[Collection entries]

☆ ☆ ☆ ☆ ☆ ☆ ☆

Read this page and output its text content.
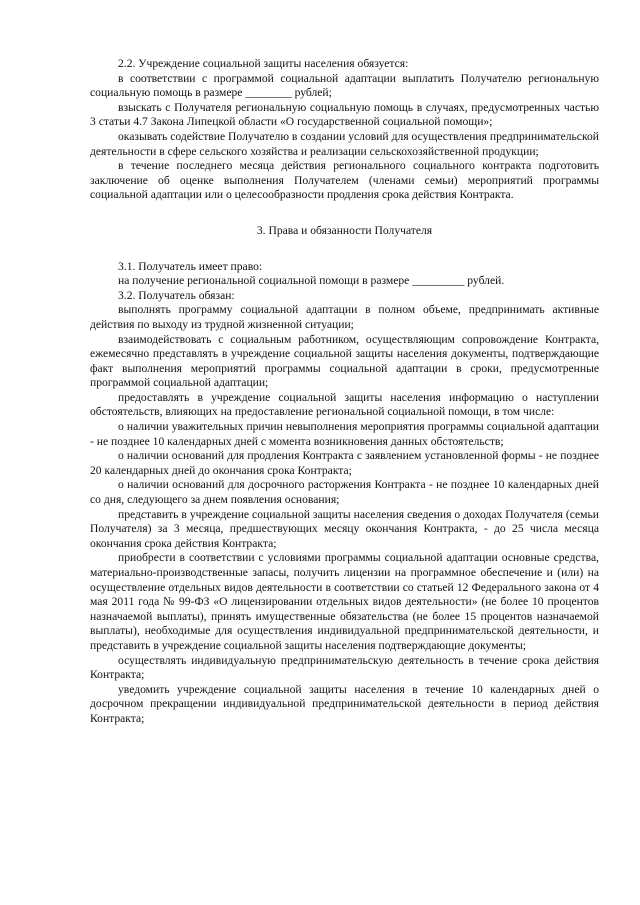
2.2. Учреждение социальной защиты населения обязуется:

в соответствии с программой социальной адаптации выплатить Получателю региональную социальную помощь в размере ________ рублей;

взыскать с Получателя региональную социальную помощь в случаях, предусмотренных частью 3 статьи 4.7 Закона Липецкой области «О государственной социальной помощи»;

оказывать содействие Получателю в создании условий для осуществления предпринимательской деятельности в сфере сельского хозяйства и реализации сельскохозяйственной продукции;

в течение последнего месяца действия регионального социального контракта подготовить заключение об оценке выполнения Получателем (членами семьи) мероприятий программы социальной адаптации или о целесообразности продления срока действия Контракта.

3. Права и обязанности Получателя

3.1. Получатель имеет право:

на получение региональной социальной помощи в размере _________ рублей.

3.2. Получатель обязан:

выполнять программу социальной адаптации в полном объеме, предпринимать активные действия по выходу из трудной жизненной ситуации;

взаимодействовать с социальным работником, осуществляющим сопровождение Контракта, ежемесячно представлять в учреждение социальной защиты населения документы, подтверждающие факт выполнения мероприятий программы социальной адаптации в сроки, предусмотренные программой социальной адаптации;

предоставлять в учреждение социальной защиты населения информацию о наступлении обстоятельств, влияющих на предоставление региональной социальной помощи, в том числе:

о наличии уважительных причин невыполнения мероприятия программы социальной адаптации - не позднее 10 календарных дней с момента возникновения данных обстоятельств;

о наличии оснований для продления Контракта с заявлением установленной формы - не позднее 20 календарных дней до окончания срока Контракта;

о наличии оснований для досрочного расторжения Контракта - не позднее 10 календарных дней со дня, следующего за днем появления основания;

представить в учреждение социальной защиты населения сведения о доходах Получателя (семьи Получателя) за 3 месяца, предшествующих месяцу окончания Контракта, - до 25 числа месяца окончания срока действия Контракта;

приобрести в соответствии с условиями программы социальной адаптации основные средства, материально-производственные запасы, получить лицензии на программное обеспечение и (или) на осуществление отдельных видов деятельности в соответствии со статьей 12 Федерального закона от 4 мая 2011 года № 99-ФЗ «О лицензировании отдельных видов деятельности» (не более 10 процентов назначаемой выплаты), принять имущественные обязательства (не более 15 процентов назначаемой выплаты), необходимые для осуществления индивидуальной предпринимательской деятельности, и представить в учреждение социальной защиты населения подтверждающие документы;

осуществлять индивидуальную предпринимательскую деятельность в течение срока действия Контракта;

уведомить учреждение социальной защиты населения в течение 10 календарных дней о досрочном прекращении индивидуальной предпринимательской деятельности в период действия Контракта;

☆ ☆ ☆ ☆ ☆ ☆ ☆

What you need to do - Output the data above without changes, apart from leaving out the pictures.

Expected answer -
Read this page and output its text content.
2.2. Учреждение социальной защиты населения обязуется:

в соответствии с программой социальной адаптации выплатить Получателю региональную социальную помощь в размере ________ рублей;

взыскать с Получателя региональную социальную помощь в случаях, предусмотренных частью 3 статьи 4.7 Закона Липецкой области «О государственной социальной помощи»;

оказывать содействие Получателю в создании условий для осуществления предпринимательской деятельности в сфере сельского хозяйства и реализации сельскохозяйственной продукции;

в течение последнего месяца действия регионального социального контракта подготовить заключение об оценке выполнения Получателем (членами семьи) мероприятий программы социальной адаптации или о целесообразности продления срока действия Контракта.

3. Права и обязанности Получателя

3.1. Получатель имеет право:

на получение региональной социальной помощи в размере _________ рублей.

3.2. Получатель обязан:

выполнять программу социальной адаптации в полном объеме, предпринимать активные действия по выходу из трудной жизненной ситуации;

взаимодействовать с социальным работником, осуществляющим сопровождение Контракта, ежемесячно представлять в учреждение социальной защиты населения документы, подтверждающие факт выполнения мероприятий программы социальной адаптации в сроки, предусмотренные программой социальной адаптации;

предоставлять в учреждение социальной защиты населения информацию о наступлении обстоятельств, влияющих на предоставление региональной социальной помощи, в том числе:

о наличии уважительных причин невыполнения мероприятия программы социальной адаптации - не позднее 10 календарных дней с момента возникновения данных обстоятельств;

о наличии оснований для продления Контракта с заявлением установленной формы - не позднее 20 календарных дней до окончания срока Контракта;

о наличии оснований для досрочного расторжения Контракта - не позднее 10 календарных дней со дня, следующего за днем появления основания;

представить в учреждение социальной защиты населения сведения о доходах Получателя (семьи Получателя) за 3 месяца, предшествующих месяцу окончания Контракта, - до 25 числа месяца окончания срока действия Контракта;

приобрести в соответствии с условиями программы социальной адаптации основные средства, материально-производственные запасы, получить лицензии на программное обеспечение и (или) на осуществление отдельных видов деятельности в соответствии со статьей 12 Федерального закона от 4 мая 2011 года № 99-ФЗ «О лицензировании отдельных видов деятельности» (не более 10 процентов назначаемой выплаты), принять имущественные обязательства (не более 15 процентов назначаемой выплаты), необходимые для осуществления индивидуальной предпринимательской деятельности, и представить в учреждение социальной защиты населения подтверждающие документы;

осуществлять индивидуальную предпринимательскую деятельность в течение срока действия Контракта;

уведомить учреждение социальной защиты населения в течение 10 календарных дней о досрочном прекращении индивидуальной предпринимательской деятельности в период действия Контракта;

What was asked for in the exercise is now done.